| About this exercise |
In the listing below, find each line with the string "total" and report it.

===== Material for the task

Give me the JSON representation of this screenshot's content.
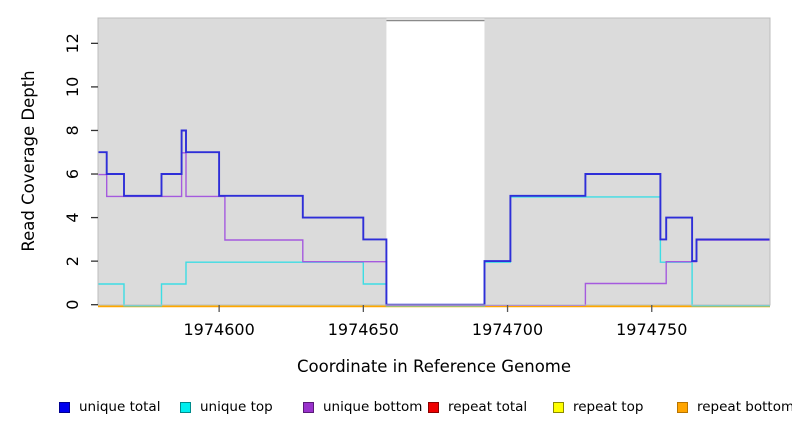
{
  "chart_data": {
    "type": "line",
    "subtype": "step",
    "title": "",
    "xlabel": "Coordinate in Reference Genome",
    "ylabel": "Read Coverage Depth",
    "xlim": [
      1974558,
      1974791
    ],
    "ylim": [
      0,
      13.2
    ],
    "x_ticks": [
      1974600,
      1974650,
      1974700,
      1974750
    ],
    "x_tick_labels": [
      "1974600",
      "1974650",
      "1974700",
      "1974750"
    ],
    "y_ticks": [
      0,
      2,
      4,
      6,
      8,
      10,
      12
    ],
    "y_tick_labels": [
      "0",
      "2",
      "4",
      "6",
      "8",
      "10",
      "12"
    ],
    "grid": false,
    "plot_bg_color": "#DBDBDB",
    "plot_border_color": "#BDBDBD",
    "masked_region": {
      "start": 1974658,
      "end": 1974692,
      "fill": "#FFFFFF",
      "cap_color": "#8A8A8A"
    },
    "legend_position": "bottom",
    "series": [
      {
        "name": "unique total",
        "color": "#2E2ED8",
        "legend_fill": "#0000EE",
        "legend_border": "#000090",
        "steps": [
          [
            1974558,
            7
          ],
          [
            1974561,
            6
          ],
          [
            1974567,
            5
          ],
          [
            1974580,
            6
          ],
          [
            1974587,
            8
          ],
          [
            1974588.5,
            7
          ],
          [
            1974600,
            5
          ],
          [
            1974629,
            4
          ],
          [
            1974650,
            3
          ],
          [
            1974658,
            0
          ],
          [
            1974692,
            2
          ],
          [
            1974701,
            5
          ],
          [
            1974727,
            6
          ],
          [
            1974753,
            3
          ],
          [
            1974755,
            4
          ],
          [
            1974764,
            2
          ],
          [
            1974765.5,
            3
          ]
        ]
      },
      {
        "name": "unique top",
        "color": "#3CDDE4",
        "legend_fill": "#00EEEE",
        "legend_border": "#008B8B",
        "steps": [
          [
            1974558,
            1
          ],
          [
            1974567,
            0
          ],
          [
            1974580,
            1
          ],
          [
            1974588.5,
            2
          ],
          [
            1974650,
            1
          ],
          [
            1974658,
            0
          ],
          [
            1974692,
            2
          ],
          [
            1974701,
            5
          ],
          [
            1974753,
            2
          ],
          [
            1974764,
            0
          ]
        ]
      },
      {
        "name": "unique bottom",
        "color": "#A55ADE",
        "legend_fill": "#9932CC",
        "legend_border": "#5A1A78",
        "steps": [
          [
            1974558,
            6
          ],
          [
            1974561,
            5
          ],
          [
            1974587,
            7
          ],
          [
            1974588.5,
            5
          ],
          [
            1974602,
            3
          ],
          [
            1974629,
            2
          ],
          [
            1974658,
            0
          ],
          [
            1974727,
            1
          ],
          [
            1974755,
            2
          ],
          [
            1974765.5,
            3
          ]
        ]
      },
      {
        "name": "repeat total",
        "color": "#DD2222",
        "legend_fill": "#EE0000",
        "legend_border": "#8B0000",
        "steps": [
          [
            1974558,
            0
          ]
        ]
      },
      {
        "name": "repeat top",
        "color": "#EEEE00",
        "legend_fill": "#FFFF00",
        "legend_border": "#8B8B00",
        "steps": [
          [
            1974558,
            0
          ]
        ]
      },
      {
        "name": "repeat bottom",
        "color": "#FFA500",
        "legend_fill": "#FFA500",
        "legend_border": "#B87400",
        "steps": [
          [
            1974558,
            0
          ]
        ]
      }
    ]
  }
}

==========

| Task answer |
        "name": "unique total",
        "name": "repeat total",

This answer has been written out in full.